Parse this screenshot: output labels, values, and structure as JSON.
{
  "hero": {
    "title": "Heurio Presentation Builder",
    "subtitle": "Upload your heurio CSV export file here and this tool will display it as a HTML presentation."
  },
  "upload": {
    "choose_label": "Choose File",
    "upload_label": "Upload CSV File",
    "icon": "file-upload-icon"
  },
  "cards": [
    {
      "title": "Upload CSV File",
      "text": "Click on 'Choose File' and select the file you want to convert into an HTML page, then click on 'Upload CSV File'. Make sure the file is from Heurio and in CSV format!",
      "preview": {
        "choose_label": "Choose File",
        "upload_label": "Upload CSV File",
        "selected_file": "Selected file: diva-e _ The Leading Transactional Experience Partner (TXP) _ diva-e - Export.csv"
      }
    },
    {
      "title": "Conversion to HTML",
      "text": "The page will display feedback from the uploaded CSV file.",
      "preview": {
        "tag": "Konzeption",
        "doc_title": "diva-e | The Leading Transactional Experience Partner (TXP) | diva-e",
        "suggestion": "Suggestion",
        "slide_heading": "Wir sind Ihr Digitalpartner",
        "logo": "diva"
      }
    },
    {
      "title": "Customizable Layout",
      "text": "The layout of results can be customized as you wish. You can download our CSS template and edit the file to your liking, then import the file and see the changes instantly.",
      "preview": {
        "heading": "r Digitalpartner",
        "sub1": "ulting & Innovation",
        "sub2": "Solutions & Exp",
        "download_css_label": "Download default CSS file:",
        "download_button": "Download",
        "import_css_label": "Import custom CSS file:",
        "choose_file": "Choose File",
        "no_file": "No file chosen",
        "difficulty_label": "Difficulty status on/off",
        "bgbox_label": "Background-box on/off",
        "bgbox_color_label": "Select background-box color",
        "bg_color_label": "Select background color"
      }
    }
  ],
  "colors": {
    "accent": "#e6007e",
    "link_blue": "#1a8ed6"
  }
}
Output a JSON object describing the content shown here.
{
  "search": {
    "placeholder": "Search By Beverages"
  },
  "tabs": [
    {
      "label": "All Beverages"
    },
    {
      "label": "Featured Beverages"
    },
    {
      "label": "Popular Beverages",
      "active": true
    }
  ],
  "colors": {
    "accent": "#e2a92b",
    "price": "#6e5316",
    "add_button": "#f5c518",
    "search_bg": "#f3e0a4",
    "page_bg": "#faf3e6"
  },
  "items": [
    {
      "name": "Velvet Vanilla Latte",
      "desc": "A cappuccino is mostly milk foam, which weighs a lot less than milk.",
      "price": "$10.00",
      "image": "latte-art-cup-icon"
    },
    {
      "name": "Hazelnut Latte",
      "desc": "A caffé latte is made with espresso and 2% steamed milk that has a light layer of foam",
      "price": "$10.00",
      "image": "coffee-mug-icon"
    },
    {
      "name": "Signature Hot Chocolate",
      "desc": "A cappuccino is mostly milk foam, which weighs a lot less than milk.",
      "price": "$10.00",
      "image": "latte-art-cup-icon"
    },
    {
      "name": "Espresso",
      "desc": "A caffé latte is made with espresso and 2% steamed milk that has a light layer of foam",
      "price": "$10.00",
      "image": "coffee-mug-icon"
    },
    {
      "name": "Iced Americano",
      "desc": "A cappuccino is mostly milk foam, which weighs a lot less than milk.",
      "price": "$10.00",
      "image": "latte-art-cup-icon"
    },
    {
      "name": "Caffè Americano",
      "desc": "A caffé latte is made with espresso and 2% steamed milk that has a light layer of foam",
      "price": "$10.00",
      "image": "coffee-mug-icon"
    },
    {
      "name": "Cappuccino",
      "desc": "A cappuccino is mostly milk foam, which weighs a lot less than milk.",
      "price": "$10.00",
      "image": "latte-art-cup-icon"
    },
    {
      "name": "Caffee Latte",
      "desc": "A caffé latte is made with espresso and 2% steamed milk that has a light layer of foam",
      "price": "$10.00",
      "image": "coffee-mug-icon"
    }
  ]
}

::::

#### Task brief
Count every line of the material above that holds the string "Beverages", then state only the total.

#### Full answer
4